Would you give the entries below again, precisely as they are written?

SOURCE INFORMATION ::
★ ★ ★ ★

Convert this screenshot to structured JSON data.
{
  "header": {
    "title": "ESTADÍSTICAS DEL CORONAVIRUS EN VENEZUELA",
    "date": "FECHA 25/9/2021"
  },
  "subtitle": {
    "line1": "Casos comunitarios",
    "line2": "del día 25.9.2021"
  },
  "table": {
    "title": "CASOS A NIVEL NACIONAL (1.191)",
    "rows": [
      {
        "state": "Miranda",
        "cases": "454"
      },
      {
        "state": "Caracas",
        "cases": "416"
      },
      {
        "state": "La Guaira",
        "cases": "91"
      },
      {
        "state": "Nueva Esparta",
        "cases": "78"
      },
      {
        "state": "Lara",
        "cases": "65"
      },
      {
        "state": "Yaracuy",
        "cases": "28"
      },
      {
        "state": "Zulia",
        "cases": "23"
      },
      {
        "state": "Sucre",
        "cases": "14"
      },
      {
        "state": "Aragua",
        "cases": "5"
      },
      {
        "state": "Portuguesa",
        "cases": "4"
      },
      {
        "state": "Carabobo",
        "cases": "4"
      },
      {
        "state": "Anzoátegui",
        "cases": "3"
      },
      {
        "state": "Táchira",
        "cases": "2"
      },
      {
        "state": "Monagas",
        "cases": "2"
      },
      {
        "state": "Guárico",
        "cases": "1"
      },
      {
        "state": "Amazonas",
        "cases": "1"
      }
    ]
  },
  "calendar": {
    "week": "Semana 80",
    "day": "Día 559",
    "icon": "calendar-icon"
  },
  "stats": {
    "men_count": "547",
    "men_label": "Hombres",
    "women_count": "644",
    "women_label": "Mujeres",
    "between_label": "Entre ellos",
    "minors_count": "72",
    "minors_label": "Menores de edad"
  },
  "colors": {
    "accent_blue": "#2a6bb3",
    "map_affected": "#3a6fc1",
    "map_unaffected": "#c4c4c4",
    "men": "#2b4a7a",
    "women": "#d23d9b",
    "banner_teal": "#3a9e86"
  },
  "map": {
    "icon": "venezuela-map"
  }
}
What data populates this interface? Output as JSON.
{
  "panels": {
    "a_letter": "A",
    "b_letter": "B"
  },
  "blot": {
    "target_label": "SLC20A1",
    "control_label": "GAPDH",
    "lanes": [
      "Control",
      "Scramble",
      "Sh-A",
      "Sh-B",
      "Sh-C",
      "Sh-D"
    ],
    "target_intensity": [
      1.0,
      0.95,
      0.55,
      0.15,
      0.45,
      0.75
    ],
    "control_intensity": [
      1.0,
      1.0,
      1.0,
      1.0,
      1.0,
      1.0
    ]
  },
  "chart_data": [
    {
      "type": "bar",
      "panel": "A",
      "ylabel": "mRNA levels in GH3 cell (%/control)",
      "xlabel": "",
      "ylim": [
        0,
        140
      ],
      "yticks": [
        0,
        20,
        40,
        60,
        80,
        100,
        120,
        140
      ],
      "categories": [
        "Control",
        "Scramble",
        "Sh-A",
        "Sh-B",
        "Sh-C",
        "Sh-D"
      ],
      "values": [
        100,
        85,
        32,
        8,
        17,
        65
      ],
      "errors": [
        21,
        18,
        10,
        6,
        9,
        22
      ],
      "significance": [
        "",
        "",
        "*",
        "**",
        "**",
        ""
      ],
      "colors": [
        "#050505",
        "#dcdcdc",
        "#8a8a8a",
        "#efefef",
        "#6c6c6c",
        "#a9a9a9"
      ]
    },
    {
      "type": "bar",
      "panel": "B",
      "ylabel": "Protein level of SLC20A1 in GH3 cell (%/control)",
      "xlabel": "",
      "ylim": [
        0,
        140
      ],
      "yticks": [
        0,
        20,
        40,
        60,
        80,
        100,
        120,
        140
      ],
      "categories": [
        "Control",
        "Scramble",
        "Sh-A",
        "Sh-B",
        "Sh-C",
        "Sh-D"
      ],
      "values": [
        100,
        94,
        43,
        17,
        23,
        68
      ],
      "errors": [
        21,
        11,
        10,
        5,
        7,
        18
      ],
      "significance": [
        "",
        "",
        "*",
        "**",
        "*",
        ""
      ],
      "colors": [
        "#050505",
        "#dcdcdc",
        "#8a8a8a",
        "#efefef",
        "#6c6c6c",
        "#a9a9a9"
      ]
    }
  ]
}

★ ★ ★ ★

ANSWER ::
Convert this screenshot to structured JSON data.
{
  "header": {
    "title": "ESTADÍSTICAS DEL CORONAVIRUS EN VENEZUELA",
    "date": "FECHA 25/9/2021"
  },
  "subtitle": {
    "line1": "Casos comunitarios",
    "line2": "del día 25.9.2021"
  },
  "table": {
    "title": "CASOS A NIVEL NACIONAL (1.191)",
    "rows": [
      {
        "state": "Miranda",
        "cases": "454"
      },
      {
        "state": "Caracas",
        "cases": "416"
      },
      {
        "state": "La Guaira",
        "cases": "91"
      },
      {
        "state": "Nueva Esparta",
        "cases": "78"
      },
      {
        "state": "Lara",
        "cases": "65"
      },
      {
        "state": "Yaracuy",
        "cases": "28"
      },
      {
        "state": "Zulia",
        "cases": "23"
      },
      {
        "state": "Sucre",
        "cases": "14"
      },
      {
        "state": "Aragua",
        "cases": "5"
      },
      {
        "state": "Portuguesa",
        "cases": "4"
      },
      {
        "state": "Carabobo",
        "cases": "4"
      },
      {
        "state": "Anzoátegui",
        "cases": "3"
      },
      {
        "state": "Táchira",
        "cases": "2"
      },
      {
        "state": "Monagas",
        "cases": "2"
      },
      {
        "state": "Guárico",
        "cases": "1"
      },
      {
        "state": "Amazonas",
        "cases": "1"
      }
    ]
  },
  "calendar": {
    "week": "Semana 80",
    "day": "Día 559",
    "icon": "calendar-icon"
  },
  "stats": {
    "men_count": "547",
    "men_label": "Hombres",
    "women_count": "644",
    "women_label": "Mujeres",
    "between_label": "Entre ellos",
    "minors_count": "72",
    "minors_label": "Menores de edad"
  },
  "colors": {
    "accent_blue": "#2a6bb3",
    "map_affected": "#3a6fc1",
    "map_unaffected": "#c4c4c4",
    "men": "#2b4a7a",
    "women": "#d23d9b",
    "banner_teal": "#3a9e86"
  },
  "map": {
    "icon": "venezuela-map"
  }
}
What data populates this interface? Output as JSON.
{
  "panels": {
    "a_letter": "A",
    "b_letter": "B"
  },
  "blot": {
    "target_label": "SLC20A1",
    "control_label": "GAPDH",
    "lanes": [
      "Control",
      "Scramble",
      "Sh-A",
      "Sh-B",
      "Sh-C",
      "Sh-D"
    ],
    "target_intensity": [
      1.0,
      0.95,
      0.55,
      0.15,
      0.45,
      0.75
    ],
    "control_intensity": [
      1.0,
      1.0,
      1.0,
      1.0,
      1.0,
      1.0
    ]
  },
  "chart_data": [
    {
      "type": "bar",
      "panel": "A",
      "ylabel": "mRNA levels in GH3 cell (%/control)",
      "xlabel": "",
      "ylim": [
        0,
        140
      ],
      "yticks": [
        0,
        20,
        40,
        60,
        80,
        100,
        120,
        140
      ],
      "categories": [
        "Control",
        "Scramble",
        "Sh-A",
        "Sh-B",
        "Sh-C",
        "Sh-D"
      ],
      "values": [
        100,
        85,
        32,
        8,
        17,
        65
      ],
      "errors": [
        21,
        18,
        10,
        6,
        9,
        22
      ],
      "significance": [
        "",
        "",
        "*",
        "**",
        "**",
        ""
      ],
      "colors": [
        "#050505",
        "#dcdcdc",
        "#8a8a8a",
        "#efefef",
        "#6c6c6c",
        "#a9a9a9"
      ]
    },
    {
      "type": "bar",
      "panel": "B",
      "ylabel": "Protein level of SLC20A1 in GH3 cell (%/control)",
      "xlabel": "",
      "ylim": [
        0,
        140
      ],
      "yticks": [
        0,
        20,
        40,
        60,
        80,
        100,
        120,
        140
      ],
      "categories": [
        "Control",
        "Scramble",
        "Sh-A",
        "Sh-B",
        "Sh-C",
        "Sh-D"
      ],
      "values": [
        100,
        94,
        43,
        17,
        23,
        68
      ],
      "errors": [
        21,
        11,
        10,
        5,
        7,
        18
      ],
      "significance": [
        "",
        "",
        "*",
        "**",
        "*",
        ""
      ],
      "colors": [
        "#050505",
        "#dcdcdc",
        "#8a8a8a",
        "#efefef",
        "#6c6c6c",
        "#a9a9a9"
      ]
    }
  ]
}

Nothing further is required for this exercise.